- [Fragmento dado]
---*---

Para complicar las cosas, la mera presencia de Israel en la zona, a pesar de los Acuerdos de Abraham que normalizaron las relaciones entre este país y algunos de sus vecinos árabes, genera en todos una profunda desconfianza y disimulada molestia. Con el respaldo de Estados Unidos, la UE y el mundo occidental, este país tampoco está cabalmente comprometido con la defensa estricta del orden internacional. Todo esto se ha visto con claridad en la actual guerra de Gaza. Desde la perspectiva israelí, el cumplimiento de principios universales es posterior al crucial objetivo de sobrevivir en un entorno hostil. Esto compromete particularmente a la diplomacia norteamericana.

Al sur del Sahara, en el llamado Sahel, se está librando en estos momentos una lucha por el poder en dos direcciones. Por una parte, el islamismo en su versión radical, predominante en la franja norte por donde transitaban las caravanas desde el Atlántico a La Meca, quiere imponerse por todos los medios al cristianismo, políticamente dominante desde el siglo XIX en la franja sur del Sahel. Por otra, un nacionalismo panafricanista se ha expandido en las fuerzas armadas y grupos políticos populares, logrando la retirada ignominiosa de las potencias occidentales. Esto ha generado el acomodo de los organismos regionales a esta nueva realidad política sacrificando, por supuesto, los principios básicos compartidos con la comunidad internacional.

Tanto en el Sahel como en diversas partes del mundo la competencia por llenar el vacío de poder generado por países y sectores tradicionalmente influyentes está dando lugar a la multiplicación de mercenarios al servicio de intereses locales, juntamente con los de alguna potencia protectora. No sólo es Wagner, también Blackwater, Defion, Triple Canopy, Garda World, G4S, Patriot, Potok, Asgaard, etc. Las leyes de la guerra o el derecho, el respeto por la dignidad humana o el medio ambiente son conceptos totalmente ajenos a este grupo de ejércitos privados sin control, cada vez más numerosos, reclutados en cualquier parte del globo entre personas anhelantes de heroísmo en vidas generalmente frustradas.

---*---

- [Datos proporcionados]

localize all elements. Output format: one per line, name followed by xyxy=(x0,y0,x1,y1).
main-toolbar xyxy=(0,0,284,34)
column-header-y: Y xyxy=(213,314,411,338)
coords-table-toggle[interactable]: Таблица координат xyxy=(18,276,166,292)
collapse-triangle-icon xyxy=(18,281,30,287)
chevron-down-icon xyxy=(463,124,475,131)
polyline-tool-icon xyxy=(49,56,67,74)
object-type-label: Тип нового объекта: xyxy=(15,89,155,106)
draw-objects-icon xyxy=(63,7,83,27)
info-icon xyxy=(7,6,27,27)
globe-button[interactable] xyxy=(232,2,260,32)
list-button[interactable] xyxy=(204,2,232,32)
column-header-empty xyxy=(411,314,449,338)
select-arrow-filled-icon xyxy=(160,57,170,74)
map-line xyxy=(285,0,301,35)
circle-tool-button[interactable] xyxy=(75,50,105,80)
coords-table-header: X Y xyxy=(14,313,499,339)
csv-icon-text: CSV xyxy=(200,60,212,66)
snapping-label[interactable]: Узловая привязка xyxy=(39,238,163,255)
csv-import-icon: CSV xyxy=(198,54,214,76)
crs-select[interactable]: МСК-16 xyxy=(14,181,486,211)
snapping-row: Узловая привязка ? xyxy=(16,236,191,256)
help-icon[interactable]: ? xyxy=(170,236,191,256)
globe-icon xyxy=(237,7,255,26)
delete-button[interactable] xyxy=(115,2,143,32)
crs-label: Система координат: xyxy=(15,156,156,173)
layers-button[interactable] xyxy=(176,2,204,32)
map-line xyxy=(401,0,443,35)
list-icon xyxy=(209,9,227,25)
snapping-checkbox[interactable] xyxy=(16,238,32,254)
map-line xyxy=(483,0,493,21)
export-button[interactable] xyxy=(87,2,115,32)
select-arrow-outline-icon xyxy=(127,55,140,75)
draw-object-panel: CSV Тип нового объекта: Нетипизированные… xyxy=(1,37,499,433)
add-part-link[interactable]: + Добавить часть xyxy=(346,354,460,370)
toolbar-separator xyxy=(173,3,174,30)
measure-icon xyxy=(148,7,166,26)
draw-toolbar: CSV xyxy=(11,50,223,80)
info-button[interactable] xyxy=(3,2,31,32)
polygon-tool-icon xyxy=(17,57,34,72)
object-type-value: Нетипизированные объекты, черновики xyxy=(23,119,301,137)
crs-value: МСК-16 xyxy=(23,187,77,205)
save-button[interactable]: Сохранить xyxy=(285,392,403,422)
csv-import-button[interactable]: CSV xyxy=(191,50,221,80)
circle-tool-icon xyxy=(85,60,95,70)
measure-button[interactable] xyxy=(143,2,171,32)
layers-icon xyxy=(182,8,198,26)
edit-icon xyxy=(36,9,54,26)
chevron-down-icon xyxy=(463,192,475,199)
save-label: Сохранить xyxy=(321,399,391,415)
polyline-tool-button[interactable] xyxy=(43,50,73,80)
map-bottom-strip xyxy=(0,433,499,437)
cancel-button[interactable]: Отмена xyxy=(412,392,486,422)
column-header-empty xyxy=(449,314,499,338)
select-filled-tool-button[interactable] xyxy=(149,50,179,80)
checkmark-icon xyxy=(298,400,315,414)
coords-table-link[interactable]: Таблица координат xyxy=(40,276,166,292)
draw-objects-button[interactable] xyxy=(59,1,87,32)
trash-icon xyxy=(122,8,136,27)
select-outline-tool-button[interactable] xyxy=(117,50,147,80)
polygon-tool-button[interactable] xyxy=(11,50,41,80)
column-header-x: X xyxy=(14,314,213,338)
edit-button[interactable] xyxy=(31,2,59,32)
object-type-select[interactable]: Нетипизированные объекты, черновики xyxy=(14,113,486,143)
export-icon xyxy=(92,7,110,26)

---*---

- [Objetivo del ejercicio]
¿Puedes citar literalmente el fragmento, desde "Al sur del Sahara, en" hasta "la comunidad internacional."?

- [Ejercicio resuelto]
Al sur del Sahara, en el llamado Sahel, se está librando en estos momentos una lucha por el poder en dos direcciones. Por una parte, el islamismo en su versión radical, predominante en la franja norte por donde transitaban las caravanas desde el Atlántico a La Meca, quiere imponerse por todos los medios al cristianismo, políticamente dominante desde el siglo XIX en la franja sur del Sahel. Por otra, un nacionalismo panafricanista se ha expandido en las fuerzas armadas y grupos políticos populares, logrando la retirada ignominiosa de las potencias occidentales. Esto ha generado el acomodo de los organismos regionales a esta nueva realidad política sacrificando, por supuesto, los principios básicos compartidos con la comunidad internacional.